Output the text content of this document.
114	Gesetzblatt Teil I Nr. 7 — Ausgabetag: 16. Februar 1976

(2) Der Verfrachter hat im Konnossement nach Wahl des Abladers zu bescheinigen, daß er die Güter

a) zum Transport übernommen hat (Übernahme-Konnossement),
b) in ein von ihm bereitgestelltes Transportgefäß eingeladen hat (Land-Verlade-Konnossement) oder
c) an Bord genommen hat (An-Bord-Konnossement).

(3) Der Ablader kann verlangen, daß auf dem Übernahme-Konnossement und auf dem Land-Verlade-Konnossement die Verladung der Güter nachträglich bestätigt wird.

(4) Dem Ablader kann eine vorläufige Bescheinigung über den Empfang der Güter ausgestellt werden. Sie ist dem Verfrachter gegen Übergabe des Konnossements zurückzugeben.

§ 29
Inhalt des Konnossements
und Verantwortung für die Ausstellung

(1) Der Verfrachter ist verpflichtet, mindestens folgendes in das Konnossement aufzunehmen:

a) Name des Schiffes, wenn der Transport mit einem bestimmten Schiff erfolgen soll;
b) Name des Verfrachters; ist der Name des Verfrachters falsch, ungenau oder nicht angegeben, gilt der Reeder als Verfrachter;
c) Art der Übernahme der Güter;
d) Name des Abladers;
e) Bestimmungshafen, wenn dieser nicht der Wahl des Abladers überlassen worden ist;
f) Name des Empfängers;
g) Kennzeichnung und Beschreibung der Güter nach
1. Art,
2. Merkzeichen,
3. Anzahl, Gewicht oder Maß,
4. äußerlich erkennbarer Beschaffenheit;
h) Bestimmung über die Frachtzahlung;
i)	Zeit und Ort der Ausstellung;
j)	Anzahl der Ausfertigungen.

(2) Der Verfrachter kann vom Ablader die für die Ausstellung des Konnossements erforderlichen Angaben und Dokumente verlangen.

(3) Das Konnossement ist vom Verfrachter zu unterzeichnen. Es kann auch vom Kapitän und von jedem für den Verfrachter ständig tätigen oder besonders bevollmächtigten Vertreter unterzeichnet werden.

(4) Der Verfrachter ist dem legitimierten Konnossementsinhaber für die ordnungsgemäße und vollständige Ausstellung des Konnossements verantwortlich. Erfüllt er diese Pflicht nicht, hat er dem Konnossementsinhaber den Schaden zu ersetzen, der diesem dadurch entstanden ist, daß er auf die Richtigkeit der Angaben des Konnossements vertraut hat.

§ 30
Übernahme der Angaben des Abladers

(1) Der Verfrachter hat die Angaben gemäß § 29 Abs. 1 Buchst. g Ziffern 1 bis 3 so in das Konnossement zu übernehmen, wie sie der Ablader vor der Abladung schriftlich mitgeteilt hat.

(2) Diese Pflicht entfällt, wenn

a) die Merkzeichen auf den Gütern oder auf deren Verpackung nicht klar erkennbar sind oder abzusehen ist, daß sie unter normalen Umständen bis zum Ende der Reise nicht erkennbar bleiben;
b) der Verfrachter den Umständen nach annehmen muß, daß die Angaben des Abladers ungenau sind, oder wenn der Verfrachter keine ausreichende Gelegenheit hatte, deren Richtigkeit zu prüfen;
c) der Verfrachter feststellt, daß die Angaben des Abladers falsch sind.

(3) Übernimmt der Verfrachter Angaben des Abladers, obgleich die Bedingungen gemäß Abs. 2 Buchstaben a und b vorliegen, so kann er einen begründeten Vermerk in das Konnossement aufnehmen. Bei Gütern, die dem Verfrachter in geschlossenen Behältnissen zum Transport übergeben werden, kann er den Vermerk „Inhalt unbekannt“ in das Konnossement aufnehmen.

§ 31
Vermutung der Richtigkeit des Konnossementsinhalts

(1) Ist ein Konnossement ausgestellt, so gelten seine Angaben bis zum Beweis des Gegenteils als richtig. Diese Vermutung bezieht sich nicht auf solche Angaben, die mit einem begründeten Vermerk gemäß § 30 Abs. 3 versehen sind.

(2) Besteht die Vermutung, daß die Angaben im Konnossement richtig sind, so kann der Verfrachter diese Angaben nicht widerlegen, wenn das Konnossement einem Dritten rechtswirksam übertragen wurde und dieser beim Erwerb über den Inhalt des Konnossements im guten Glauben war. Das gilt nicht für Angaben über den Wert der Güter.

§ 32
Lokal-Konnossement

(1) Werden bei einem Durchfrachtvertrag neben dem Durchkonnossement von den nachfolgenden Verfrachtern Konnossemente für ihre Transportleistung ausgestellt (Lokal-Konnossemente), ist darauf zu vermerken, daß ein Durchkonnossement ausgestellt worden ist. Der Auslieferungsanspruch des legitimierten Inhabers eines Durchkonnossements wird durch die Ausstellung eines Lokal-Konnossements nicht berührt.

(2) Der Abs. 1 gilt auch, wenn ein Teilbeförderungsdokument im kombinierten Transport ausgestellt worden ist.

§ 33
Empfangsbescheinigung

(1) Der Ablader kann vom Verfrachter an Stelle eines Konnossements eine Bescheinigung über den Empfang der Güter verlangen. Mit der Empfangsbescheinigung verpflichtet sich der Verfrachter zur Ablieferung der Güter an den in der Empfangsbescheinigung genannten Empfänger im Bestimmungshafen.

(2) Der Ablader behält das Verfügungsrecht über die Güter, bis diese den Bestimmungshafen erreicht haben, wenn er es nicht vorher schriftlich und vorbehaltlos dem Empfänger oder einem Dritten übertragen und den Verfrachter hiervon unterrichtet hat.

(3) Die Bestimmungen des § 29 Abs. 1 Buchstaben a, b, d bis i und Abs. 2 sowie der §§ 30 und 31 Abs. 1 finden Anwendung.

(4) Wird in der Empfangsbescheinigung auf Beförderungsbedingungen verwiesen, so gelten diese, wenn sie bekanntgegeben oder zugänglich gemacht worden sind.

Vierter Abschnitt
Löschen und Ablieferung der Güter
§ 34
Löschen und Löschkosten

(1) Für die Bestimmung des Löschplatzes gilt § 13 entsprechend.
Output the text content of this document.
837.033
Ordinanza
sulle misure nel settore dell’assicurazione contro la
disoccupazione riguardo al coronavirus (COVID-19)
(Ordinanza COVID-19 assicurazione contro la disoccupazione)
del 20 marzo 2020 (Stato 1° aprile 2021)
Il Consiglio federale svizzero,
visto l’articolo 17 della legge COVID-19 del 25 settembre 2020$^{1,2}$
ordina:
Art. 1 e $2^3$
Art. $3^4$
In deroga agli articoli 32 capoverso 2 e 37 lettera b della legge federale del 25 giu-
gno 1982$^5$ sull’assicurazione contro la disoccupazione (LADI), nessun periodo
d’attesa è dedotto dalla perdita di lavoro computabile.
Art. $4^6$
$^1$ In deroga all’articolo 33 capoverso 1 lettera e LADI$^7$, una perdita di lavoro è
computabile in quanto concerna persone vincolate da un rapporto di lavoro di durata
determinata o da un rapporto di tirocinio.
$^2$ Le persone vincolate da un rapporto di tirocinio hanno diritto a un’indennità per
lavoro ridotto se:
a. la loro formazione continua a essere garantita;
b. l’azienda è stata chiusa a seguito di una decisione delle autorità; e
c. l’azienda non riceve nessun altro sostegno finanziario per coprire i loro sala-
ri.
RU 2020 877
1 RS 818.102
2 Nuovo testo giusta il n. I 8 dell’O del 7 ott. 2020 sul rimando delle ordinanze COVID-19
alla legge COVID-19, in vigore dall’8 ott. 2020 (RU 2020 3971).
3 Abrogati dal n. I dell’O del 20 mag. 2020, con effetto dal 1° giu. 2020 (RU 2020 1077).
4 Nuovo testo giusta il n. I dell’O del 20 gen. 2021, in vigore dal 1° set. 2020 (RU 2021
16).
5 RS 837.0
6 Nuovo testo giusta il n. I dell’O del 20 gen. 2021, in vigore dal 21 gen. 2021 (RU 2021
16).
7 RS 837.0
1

What you will do >>
In the data above, which lines include "della"? Return those lines.

Expected answer >>
visto l’articolo 17 della legge COVID-19 del 25 settembre 2020$^{1,2}$
In deroga agli articoli 32 capoverso 2 e 37 lettera b della legge federale del 25 giu-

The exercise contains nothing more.